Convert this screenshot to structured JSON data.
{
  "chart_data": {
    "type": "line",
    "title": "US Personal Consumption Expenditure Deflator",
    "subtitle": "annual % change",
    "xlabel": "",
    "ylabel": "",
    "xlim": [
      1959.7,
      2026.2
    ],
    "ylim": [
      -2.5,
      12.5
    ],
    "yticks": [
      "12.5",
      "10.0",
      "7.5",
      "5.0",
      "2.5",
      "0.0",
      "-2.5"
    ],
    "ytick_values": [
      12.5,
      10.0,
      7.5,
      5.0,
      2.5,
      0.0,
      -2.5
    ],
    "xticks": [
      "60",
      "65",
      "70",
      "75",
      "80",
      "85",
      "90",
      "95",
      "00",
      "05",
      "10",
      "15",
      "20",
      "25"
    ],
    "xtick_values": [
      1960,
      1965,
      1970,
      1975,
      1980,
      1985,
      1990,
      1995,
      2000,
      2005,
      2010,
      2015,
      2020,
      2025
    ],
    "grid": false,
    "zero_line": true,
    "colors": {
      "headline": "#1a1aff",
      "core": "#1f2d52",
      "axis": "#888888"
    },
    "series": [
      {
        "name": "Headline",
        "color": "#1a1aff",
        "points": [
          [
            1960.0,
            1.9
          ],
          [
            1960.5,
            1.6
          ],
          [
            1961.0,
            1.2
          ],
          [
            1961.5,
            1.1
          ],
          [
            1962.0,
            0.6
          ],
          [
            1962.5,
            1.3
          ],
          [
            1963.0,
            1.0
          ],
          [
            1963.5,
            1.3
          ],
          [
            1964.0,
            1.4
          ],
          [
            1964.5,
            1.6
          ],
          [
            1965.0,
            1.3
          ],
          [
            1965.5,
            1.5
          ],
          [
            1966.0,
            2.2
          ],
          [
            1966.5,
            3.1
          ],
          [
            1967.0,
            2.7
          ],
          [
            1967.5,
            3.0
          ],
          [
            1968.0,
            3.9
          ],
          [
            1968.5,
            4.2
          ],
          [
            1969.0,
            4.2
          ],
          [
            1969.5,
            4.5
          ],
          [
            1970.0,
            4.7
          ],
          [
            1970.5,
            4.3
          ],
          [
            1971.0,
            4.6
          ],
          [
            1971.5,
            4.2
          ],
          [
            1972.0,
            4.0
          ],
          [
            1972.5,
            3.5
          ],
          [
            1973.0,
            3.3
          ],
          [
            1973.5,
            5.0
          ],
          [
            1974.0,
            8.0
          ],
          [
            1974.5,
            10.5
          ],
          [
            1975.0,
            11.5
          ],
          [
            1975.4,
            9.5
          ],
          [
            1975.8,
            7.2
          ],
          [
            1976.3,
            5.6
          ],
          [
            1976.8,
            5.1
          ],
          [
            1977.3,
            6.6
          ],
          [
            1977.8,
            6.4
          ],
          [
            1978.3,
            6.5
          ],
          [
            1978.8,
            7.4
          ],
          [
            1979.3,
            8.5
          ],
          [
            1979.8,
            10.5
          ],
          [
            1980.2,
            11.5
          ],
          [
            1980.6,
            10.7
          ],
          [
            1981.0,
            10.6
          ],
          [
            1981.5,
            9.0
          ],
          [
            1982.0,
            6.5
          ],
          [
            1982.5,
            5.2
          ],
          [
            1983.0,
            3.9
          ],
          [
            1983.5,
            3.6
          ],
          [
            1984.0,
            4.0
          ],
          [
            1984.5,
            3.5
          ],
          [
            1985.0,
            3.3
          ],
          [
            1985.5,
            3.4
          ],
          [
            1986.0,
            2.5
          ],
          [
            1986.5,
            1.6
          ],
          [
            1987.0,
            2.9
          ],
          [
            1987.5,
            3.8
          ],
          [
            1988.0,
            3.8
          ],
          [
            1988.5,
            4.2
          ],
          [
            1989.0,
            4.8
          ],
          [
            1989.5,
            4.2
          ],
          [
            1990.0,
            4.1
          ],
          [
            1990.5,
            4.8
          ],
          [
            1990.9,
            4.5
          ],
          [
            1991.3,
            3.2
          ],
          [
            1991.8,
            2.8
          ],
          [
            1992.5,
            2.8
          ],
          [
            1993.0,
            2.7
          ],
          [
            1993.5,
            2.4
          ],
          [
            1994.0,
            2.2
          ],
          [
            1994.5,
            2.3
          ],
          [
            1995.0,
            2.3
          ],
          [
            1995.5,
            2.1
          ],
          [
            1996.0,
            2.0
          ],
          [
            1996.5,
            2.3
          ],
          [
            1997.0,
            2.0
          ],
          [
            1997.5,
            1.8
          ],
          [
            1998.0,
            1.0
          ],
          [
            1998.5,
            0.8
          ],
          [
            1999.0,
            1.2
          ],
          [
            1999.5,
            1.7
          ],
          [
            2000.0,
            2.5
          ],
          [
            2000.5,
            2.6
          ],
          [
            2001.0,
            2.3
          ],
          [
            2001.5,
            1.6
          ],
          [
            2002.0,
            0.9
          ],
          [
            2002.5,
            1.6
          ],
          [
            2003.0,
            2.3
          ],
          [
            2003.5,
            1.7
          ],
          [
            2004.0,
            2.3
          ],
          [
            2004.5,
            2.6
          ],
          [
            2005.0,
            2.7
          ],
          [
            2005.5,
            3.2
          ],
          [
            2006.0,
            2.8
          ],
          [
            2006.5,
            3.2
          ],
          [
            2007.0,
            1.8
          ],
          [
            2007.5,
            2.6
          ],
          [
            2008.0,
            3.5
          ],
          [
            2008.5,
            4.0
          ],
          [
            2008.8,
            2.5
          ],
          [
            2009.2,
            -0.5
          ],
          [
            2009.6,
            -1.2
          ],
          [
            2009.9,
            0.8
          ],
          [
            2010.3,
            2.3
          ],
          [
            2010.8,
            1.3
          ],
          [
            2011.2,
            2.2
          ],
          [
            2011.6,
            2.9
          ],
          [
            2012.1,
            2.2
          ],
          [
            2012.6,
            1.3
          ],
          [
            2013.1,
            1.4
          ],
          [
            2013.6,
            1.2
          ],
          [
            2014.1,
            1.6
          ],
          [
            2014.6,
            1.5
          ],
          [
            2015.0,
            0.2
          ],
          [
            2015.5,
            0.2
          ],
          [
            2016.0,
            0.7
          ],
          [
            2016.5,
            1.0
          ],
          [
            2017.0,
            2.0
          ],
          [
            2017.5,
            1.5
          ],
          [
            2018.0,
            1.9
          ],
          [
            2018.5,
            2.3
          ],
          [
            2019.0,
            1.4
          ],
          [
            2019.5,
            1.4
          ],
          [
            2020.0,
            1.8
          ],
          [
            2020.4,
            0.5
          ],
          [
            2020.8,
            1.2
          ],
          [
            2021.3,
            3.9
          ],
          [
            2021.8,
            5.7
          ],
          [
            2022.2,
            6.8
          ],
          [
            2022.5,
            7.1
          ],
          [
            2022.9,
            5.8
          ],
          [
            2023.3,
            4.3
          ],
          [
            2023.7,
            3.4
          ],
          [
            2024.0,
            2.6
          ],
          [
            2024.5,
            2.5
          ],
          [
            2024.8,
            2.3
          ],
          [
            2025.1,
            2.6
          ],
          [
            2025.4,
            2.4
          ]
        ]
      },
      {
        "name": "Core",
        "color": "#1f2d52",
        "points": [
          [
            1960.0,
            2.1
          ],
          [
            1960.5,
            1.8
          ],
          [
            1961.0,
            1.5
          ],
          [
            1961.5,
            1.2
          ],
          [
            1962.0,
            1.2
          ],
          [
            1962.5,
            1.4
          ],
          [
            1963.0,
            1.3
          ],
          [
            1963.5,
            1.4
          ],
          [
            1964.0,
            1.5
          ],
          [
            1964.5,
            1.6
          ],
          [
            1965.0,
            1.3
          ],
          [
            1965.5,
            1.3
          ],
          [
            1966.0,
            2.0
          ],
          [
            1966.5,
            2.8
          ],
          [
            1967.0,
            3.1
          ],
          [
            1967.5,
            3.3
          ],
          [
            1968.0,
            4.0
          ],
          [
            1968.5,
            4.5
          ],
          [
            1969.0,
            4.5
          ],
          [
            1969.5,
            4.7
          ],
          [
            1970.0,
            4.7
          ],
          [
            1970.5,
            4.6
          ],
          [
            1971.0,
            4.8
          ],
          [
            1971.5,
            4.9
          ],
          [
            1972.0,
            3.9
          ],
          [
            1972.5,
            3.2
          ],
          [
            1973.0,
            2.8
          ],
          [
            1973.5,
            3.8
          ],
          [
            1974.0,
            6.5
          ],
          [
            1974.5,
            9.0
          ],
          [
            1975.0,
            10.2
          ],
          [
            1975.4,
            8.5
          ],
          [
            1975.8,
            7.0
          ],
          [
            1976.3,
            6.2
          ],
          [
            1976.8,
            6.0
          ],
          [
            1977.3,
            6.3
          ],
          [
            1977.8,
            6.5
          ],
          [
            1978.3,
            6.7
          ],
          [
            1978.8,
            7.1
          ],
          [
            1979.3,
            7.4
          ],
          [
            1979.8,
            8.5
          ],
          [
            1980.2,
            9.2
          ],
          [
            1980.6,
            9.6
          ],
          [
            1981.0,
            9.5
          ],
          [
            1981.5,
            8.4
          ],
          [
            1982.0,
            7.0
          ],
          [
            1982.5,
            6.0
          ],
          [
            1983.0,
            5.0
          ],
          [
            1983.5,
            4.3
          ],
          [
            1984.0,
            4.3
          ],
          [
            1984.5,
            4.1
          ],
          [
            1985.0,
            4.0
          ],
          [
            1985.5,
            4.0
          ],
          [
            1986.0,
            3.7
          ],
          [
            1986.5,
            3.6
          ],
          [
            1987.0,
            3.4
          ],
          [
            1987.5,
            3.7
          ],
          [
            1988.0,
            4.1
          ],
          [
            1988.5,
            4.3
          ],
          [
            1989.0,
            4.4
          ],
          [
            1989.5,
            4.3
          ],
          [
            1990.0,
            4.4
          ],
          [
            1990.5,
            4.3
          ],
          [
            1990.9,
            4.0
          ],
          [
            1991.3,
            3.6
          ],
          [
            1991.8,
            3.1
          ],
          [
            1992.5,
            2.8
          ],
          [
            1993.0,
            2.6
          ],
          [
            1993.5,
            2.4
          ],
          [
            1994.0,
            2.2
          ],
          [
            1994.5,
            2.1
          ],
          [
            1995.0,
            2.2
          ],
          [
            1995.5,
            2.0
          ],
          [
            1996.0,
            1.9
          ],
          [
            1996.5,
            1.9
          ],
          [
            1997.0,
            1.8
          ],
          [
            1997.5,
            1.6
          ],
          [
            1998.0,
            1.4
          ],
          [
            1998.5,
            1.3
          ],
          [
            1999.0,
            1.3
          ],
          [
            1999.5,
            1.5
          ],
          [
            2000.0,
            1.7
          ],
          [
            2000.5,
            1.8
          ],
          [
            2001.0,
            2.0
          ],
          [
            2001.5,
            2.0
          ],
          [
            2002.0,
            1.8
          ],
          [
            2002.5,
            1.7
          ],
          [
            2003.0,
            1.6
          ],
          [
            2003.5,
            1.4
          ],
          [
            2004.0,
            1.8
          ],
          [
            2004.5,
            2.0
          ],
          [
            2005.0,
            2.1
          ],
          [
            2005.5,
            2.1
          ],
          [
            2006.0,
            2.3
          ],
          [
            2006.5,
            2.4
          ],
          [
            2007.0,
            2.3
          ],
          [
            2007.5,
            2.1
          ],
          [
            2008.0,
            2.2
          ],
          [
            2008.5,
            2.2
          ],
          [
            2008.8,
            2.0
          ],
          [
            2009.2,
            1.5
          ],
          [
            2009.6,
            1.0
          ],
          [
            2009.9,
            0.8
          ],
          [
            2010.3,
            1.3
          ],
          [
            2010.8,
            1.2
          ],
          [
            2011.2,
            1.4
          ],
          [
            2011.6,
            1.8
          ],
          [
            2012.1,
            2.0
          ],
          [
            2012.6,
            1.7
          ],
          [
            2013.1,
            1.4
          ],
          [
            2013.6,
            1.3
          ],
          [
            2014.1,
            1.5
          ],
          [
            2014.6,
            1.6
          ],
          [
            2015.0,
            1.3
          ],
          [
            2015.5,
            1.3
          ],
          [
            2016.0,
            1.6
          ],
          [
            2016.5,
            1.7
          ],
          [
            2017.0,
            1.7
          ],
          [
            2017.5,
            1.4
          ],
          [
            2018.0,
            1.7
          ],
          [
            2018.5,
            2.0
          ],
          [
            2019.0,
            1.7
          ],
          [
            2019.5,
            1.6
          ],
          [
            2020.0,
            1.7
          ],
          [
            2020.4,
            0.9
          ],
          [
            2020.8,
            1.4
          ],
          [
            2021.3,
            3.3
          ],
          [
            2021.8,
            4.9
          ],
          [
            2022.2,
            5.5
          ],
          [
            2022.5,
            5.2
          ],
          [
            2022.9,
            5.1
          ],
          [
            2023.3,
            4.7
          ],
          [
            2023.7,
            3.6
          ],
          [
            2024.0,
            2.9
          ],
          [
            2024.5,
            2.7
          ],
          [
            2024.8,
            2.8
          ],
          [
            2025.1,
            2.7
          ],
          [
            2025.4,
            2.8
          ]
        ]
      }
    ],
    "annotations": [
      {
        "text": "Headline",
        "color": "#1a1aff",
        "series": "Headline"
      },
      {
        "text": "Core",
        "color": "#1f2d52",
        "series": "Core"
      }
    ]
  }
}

▶ [Job]
Filter the records above and return every line that holds the word "series".

▶ [Task output]
    "series": [
        "series": "Headline"
        "series": "Core"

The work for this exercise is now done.